» PROBLEM STATEMENT
Lines before the one containing "Enumerate this screenshot's" are excluded; print that line and every line after it through the end of the material below, exactly.

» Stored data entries
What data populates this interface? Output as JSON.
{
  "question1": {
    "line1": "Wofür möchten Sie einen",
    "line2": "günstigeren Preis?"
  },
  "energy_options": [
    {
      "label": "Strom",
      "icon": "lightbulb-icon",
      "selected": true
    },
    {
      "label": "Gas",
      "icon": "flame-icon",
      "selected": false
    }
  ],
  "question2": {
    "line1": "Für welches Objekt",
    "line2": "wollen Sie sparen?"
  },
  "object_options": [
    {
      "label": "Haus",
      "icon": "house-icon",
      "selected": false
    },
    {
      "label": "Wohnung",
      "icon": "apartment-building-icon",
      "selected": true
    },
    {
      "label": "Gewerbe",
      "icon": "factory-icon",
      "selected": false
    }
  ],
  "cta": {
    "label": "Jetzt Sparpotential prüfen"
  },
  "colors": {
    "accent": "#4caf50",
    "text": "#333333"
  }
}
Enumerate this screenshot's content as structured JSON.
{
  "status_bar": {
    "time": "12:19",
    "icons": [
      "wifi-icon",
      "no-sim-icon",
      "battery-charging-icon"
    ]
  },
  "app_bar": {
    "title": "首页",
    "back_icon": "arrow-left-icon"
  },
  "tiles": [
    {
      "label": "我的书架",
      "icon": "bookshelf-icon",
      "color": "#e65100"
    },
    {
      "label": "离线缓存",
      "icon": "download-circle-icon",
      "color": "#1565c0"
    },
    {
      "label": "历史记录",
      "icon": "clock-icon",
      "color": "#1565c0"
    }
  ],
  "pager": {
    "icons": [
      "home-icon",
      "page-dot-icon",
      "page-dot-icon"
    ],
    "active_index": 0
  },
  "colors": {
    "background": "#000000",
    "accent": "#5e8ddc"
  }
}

» SOLUTION TO THIS EXERCISE
Enumerate this screenshot's content as structured JSON.
{
  "status_bar": {
    "time": "12:19",
    "icons": [
      "wifi-icon",
      "no-sim-icon",
      "battery-charging-icon"
    ]
  },
  "app_bar": {
    "title": "首页",
    "back_icon": "arrow-left-icon"
  },
  "tiles": [
    {
      "label": "我的书架",
      "icon": "bookshelf-icon",
      "color": "#e65100"
    },
    {
      "label": "离线缓存",
      "icon": "download-circle-icon",
      "color": "#1565c0"
    },
    {
      "label": "历史记录",
      "icon": "clock-icon",
      "color": "#1565c0"
    }
  ],
  "pager": {
    "icons": [
      "home-icon",
      "page-dot-icon",
      "page-dot-icon"
    ],
    "active_index": 0
  },
  "colors": {
    "background": "#000000",
    "accent": "#5e8ddc"
  }
}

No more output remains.